>> BEGIN Raw data
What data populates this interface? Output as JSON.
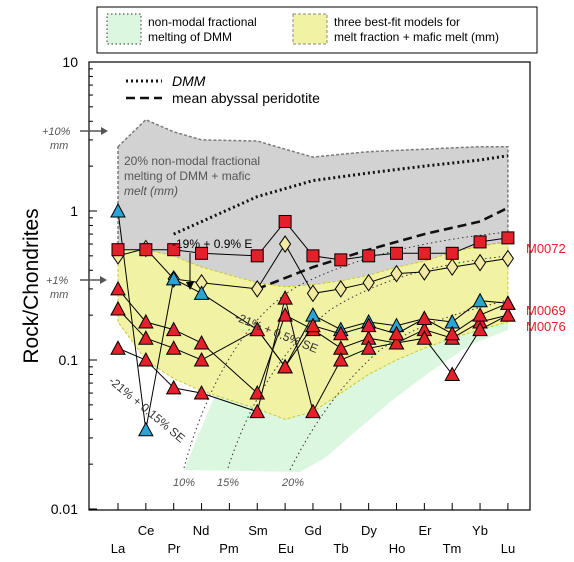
{
  "chart_data": {
    "type": "line",
    "ylabel": "Rock/Chondrites",
    "yscale": "log",
    "ylim": [
      0.01,
      10
    ],
    "y_ticks": [
      "10",
      "1",
      "0.1",
      "0.01"
    ],
    "x_tick_labels_upper": [
      "Ce",
      "Nd",
      "Sm",
      "Gd",
      "Dy",
      "Er",
      "Yb"
    ],
    "x_tick_labels_lower": [
      "La",
      "Pr",
      "Pm",
      "Eu",
      "Tb",
      "Ho",
      "Tm",
      "Lu"
    ],
    "categories": [
      "La",
      "Ce",
      "Pr",
      "Nd",
      "Pm",
      "Sm",
      "Eu",
      "Gd",
      "Tb",
      "Dy",
      "Ho",
      "Er",
      "Tm",
      "Yb",
      "Lu"
    ],
    "legend": {
      "green_label_1": "non-modal fractional",
      "green_label_2": "melting of DMM",
      "yellow_label_1": "three best-fit models for",
      "yellow_label_2": "melt fraction + mafic melt (mm)",
      "dmm_label": "DMM",
      "abyssal_label": "mean abyssal peridotite"
    },
    "annotations": {
      "plus10": "+10%",
      "plus1": "+1%",
      "mm": "mm",
      "gray_1": "20% non-modal fractional",
      "gray_2": "melting of DMM + mafic",
      "gray_3": "melt (mm)",
      "model_1": "-19% + 0.9% E",
      "model_2": "-21% + 0.5% SE",
      "model_3": "-21% + 0.15% SE",
      "pct10": "10%",
      "pct15": "15%",
      "pct20": "20%"
    },
    "reference_lines": {
      "DMM": [
        null,
        null,
        0.7,
        null,
        null,
        1.25,
        null,
        1.6,
        null,
        1.8,
        null,
        2.0,
        null,
        2.2,
        2.35
      ],
      "mean_abyssal_peridotite": [
        null,
        null,
        null,
        null,
        null,
        0.3,
        null,
        0.42,
        null,
        0.55,
        null,
        0.7,
        null,
        0.85,
        1.05
      ]
    },
    "series": [
      {
        "name": "M0072",
        "color": "#e5202a",
        "marker": "square",
        "values": [
          0.55,
          0.55,
          0.55,
          0.52,
          null,
          0.5,
          0.85,
          0.5,
          0.47,
          0.5,
          0.52,
          0.52,
          0.52,
          0.62,
          0.66
        ]
      },
      {
        "name": "M0069",
        "color": "#e5202a",
        "marker": "triangle",
        "values": [
          0.22,
          0.14,
          0.12,
          0.1,
          null,
          0.16,
          0.09,
          0.17,
          0.15,
          0.17,
          0.15,
          0.19,
          0.15,
          0.2,
          0.24
        ]
      },
      {
        "name": "M0076",
        "color": "#e5202a",
        "marker": "triangle",
        "values": [
          0.12,
          0.1,
          0.065,
          0.06,
          null,
          0.045,
          0.26,
          0.045,
          0.1,
          0.12,
          0.13,
          0.14,
          0.08,
          0.16,
          0.2
        ]
      },
      {
        "color": "#2aa3d6",
        "marker": "triangle",
        "values": [
          1.0,
          0.034,
          0.35,
          0.28,
          null,
          0.16,
          0.09,
          0.2,
          0.16,
          0.18,
          0.17,
          0.19,
          0.18,
          0.25,
          0.24
        ]
      },
      {
        "color": "#e5202a",
        "marker": "triangle",
        "values": [
          0.3,
          0.18,
          0.16,
          0.13,
          null,
          0.06,
          0.2,
          0.16,
          0.12,
          0.14,
          0.13,
          0.16,
          0.14,
          0.18,
          0.2
        ]
      },
      {
        "color": "#f3eaa2",
        "marker": "diamond",
        "values": [
          0.5,
          0.56,
          0.35,
          0.33,
          null,
          0.3,
          0.6,
          0.28,
          0.3,
          0.33,
          0.38,
          0.39,
          0.42,
          0.45,
          0.48
        ]
      }
    ],
    "bands": {
      "gray_upper": [
        2.7,
        4.1,
        3.4,
        3.0,
        null,
        2.95,
        2.6,
        2.3,
        2.4,
        2.5,
        2.55,
        2.6,
        2.65,
        2.7,
        2.7
      ],
      "gray_lower": [
        0.5,
        0.5,
        0.45,
        0.38,
        null,
        0.31,
        0.29,
        0.3,
        0.32,
        0.35,
        0.4,
        0.45,
        0.52,
        0.58,
        0.62
      ],
      "yellow_upper": [
        0.55,
        0.55,
        0.5,
        0.42,
        null,
        0.33,
        0.31,
        0.32,
        0.34,
        0.37,
        0.42,
        0.46,
        0.53,
        0.58,
        0.62
      ],
      "yellow_lower": [
        0.18,
        0.1,
        0.075,
        0.062,
        null,
        0.047,
        0.04,
        0.045,
        0.06,
        0.08,
        0.1,
        0.12,
        0.14,
        0.16,
        0.18
      ]
    }
  },
  "colors": {
    "gray_band": "#d2d2d2",
    "gray_edge": "#7a7a7a",
    "yellow_band": "#f2f2a4",
    "yellow_edge": "#c9c932",
    "green_band": "#dcf7df",
    "red_marker": "#e5202a",
    "blue_marker": "#2aa3d6",
    "diamond_fill": "#f3eaa2"
  }
}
>> END Raw data
◆ **Exercise prompt**
Reply with nothing but the number of lines in the data above that contain "mafic".

◆ **Completed exercise**
2